- Work to be completed:
Print all of the data exactly as written.

- Records provided:
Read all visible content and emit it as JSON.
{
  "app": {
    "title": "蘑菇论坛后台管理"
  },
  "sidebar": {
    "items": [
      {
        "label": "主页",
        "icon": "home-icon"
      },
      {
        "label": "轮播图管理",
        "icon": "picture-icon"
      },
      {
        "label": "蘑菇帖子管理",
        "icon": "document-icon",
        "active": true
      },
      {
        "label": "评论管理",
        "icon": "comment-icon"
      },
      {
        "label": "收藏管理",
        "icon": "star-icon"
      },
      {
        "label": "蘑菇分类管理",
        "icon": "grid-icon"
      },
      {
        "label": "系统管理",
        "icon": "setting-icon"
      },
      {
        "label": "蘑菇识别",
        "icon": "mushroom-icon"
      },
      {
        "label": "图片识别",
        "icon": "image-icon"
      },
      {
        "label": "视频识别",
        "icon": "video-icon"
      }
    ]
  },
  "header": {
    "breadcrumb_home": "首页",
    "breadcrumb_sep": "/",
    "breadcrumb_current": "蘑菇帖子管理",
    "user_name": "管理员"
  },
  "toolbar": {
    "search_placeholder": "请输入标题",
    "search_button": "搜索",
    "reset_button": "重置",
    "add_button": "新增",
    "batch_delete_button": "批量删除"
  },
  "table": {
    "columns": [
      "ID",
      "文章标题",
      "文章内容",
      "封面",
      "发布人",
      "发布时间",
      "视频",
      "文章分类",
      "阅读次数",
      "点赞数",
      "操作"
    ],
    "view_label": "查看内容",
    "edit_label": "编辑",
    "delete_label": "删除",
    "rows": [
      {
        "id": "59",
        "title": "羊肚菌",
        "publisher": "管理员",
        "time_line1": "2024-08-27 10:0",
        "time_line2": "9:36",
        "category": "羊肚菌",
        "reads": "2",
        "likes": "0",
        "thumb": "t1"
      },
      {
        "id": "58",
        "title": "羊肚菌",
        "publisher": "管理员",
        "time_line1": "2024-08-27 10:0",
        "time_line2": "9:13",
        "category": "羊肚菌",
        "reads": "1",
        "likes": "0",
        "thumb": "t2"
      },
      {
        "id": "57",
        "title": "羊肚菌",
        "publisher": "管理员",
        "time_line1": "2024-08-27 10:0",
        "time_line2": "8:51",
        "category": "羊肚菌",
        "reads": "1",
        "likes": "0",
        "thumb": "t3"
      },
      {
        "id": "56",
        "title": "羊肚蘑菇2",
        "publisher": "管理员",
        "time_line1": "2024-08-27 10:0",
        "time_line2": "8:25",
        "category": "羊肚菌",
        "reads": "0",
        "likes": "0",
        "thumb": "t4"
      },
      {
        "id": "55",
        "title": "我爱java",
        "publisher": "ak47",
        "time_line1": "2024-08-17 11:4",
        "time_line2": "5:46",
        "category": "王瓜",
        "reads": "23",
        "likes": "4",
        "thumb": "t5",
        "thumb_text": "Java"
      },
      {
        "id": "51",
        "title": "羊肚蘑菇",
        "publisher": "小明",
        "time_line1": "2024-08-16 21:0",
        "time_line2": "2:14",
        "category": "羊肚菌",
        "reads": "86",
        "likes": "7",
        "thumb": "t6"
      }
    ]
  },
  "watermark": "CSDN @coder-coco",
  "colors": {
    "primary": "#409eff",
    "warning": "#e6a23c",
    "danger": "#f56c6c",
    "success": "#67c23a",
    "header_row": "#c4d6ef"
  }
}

- Result of the task:
Read all visible content and emit it as JSON.
{
  "app": {
    "title": "蘑菇论坛后台管理"
  },
  "sidebar": {
    "items": [
      {
        "label": "主页",
        "icon": "home-icon"
      },
      {
        "label": "轮播图管理",
        "icon": "picture-icon"
      },
      {
        "label": "蘑菇帖子管理",
        "icon": "document-icon",
        "active": true
      },
      {
        "label": "评论管理",
        "icon": "comment-icon"
      },
      {
        "label": "收藏管理",
        "icon": "star-icon"
      },
      {
        "label": "蘑菇分类管理",
        "icon": "grid-icon"
      },
      {
        "label": "系统管理",
        "icon": "setting-icon"
      },
      {
        "label": "蘑菇识别",
        "icon": "mushroom-icon"
      },
      {
        "label": "图片识别",
        "icon": "image-icon"
      },
      {
        "label": "视频识别",
        "icon": "video-icon"
      }
    ]
  },
  "header": {
    "breadcrumb_home": "首页",
    "breadcrumb_sep": "/",
    "breadcrumb_current": "蘑菇帖子管理",
    "user_name": "管理员"
  },
  "toolbar": {
    "search_placeholder": "请输入标题",
    "search_button": "搜索",
    "reset_button": "重置",
    "add_button": "新增",
    "batch_delete_button": "批量删除"
  },
  "table": {
    "columns": [
      "ID",
      "文章标题",
      "文章内容",
      "封面",
      "发布人",
      "发布时间",
      "视频",
      "文章分类",
      "阅读次数",
      "点赞数",
      "操作"
    ],
    "view_label": "查看内容",
    "edit_label": "编辑",
    "delete_label": "删除",
    "rows": [
      {
        "id": "59",
        "title": "羊肚菌",
        "publisher": "管理员",
        "time_line1": "2024-08-27 10:0",
        "time_line2": "9:36",
        "category": "羊肚菌",
        "reads": "2",
        "likes": "0",
        "thumb": "t1"
      },
      {
        "id": "58",
        "title": "羊肚菌",
        "publisher": "管理员",
        "time_line1": "2024-08-27 10:0",
        "time_line2": "9:13",
        "category": "羊肚菌",
        "reads": "1",
        "likes": "0",
        "thumb": "t2"
      },
      {
        "id": "57",
        "title": "羊肚菌",
        "publisher": "管理员",
        "time_line1": "2024-08-27 10:0",
        "time_line2": "8:51",
        "category": "羊肚菌",
        "reads": "1",
        "likes": "0",
        "thumb": "t3"
      },
      {
        "id": "56",
        "title": "羊肚蘑菇2",
        "publisher": "管理员",
        "time_line1": "2024-08-27 10:0",
        "time_line2": "8:25",
        "category": "羊肚菌",
        "reads": "0",
        "likes": "0",
        "thumb": "t4"
      },
      {
        "id": "55",
        "title": "我爱java",
        "publisher": "ak47",
        "time_line1": "2024-08-17 11:4",
        "time_line2": "5:46",
        "category": "王瓜",
        "reads": "23",
        "likes": "4",
        "thumb": "t5",
        "thumb_text": "Java"
      },
      {
        "id": "51",
        "title": "羊肚蘑菇",
        "publisher": "小明",
        "time_line1": "2024-08-16 21:0",
        "time_line2": "2:14",
        "category": "羊肚菌",
        "reads": "86",
        "likes": "7",
        "thumb": "t6"
      }
    ]
  },
  "watermark": "CSDN @coder-coco",
  "colors": {
    "primary": "#409eff",
    "warning": "#e6a23c",
    "danger": "#f56c6c",
    "success": "#67c23a",
    "header_row": "#c4d6ef"
  }
}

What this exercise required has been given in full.